Rows:
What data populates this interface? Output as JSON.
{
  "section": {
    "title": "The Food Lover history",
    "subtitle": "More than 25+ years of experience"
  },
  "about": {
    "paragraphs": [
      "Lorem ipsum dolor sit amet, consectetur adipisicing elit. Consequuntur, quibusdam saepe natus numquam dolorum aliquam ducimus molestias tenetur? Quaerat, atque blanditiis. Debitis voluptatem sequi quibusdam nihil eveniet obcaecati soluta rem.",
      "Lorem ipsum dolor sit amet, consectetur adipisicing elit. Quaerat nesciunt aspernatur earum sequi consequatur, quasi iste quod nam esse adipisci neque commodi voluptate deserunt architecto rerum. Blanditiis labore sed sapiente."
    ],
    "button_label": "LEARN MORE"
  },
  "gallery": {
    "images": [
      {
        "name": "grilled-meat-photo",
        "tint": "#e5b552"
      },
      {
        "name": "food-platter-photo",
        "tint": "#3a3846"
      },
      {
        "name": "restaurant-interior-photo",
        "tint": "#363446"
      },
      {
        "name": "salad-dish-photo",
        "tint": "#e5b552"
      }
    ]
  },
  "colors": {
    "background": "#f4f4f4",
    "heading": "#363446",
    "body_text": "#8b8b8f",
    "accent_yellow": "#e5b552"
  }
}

Work instructions:
Transcribe the material exactly as it reads.

Task output:
What data populates this interface? Output as JSON.
{
  "section": {
    "title": "The Food Lover history",
    "subtitle": "More than 25+ years of experience"
  },
  "about": {
    "paragraphs": [
      "Lorem ipsum dolor sit amet, consectetur adipisicing elit. Consequuntur, quibusdam saepe natus numquam dolorum aliquam ducimus molestias tenetur? Quaerat, atque blanditiis. Debitis voluptatem sequi quibusdam nihil eveniet obcaecati soluta rem.",
      "Lorem ipsum dolor sit amet, consectetur adipisicing elit. Quaerat nesciunt aspernatur earum sequi consequatur, quasi iste quod nam esse adipisci neque commodi voluptate deserunt architecto rerum. Blanditiis labore sed sapiente."
    ],
    "button_label": "LEARN MORE"
  },
  "gallery": {
    "images": [
      {
        "name": "grilled-meat-photo",
        "tint": "#e5b552"
      },
      {
        "name": "food-platter-photo",
        "tint": "#3a3846"
      },
      {
        "name": "restaurant-interior-photo",
        "tint": "#363446"
      },
      {
        "name": "salad-dish-photo",
        "tint": "#e5b552"
      }
    ]
  },
  "colors": {
    "background": "#f4f4f4",
    "heading": "#363446",
    "body_text": "#8b8b8f",
    "accent_yellow": "#e5b552"
  }
}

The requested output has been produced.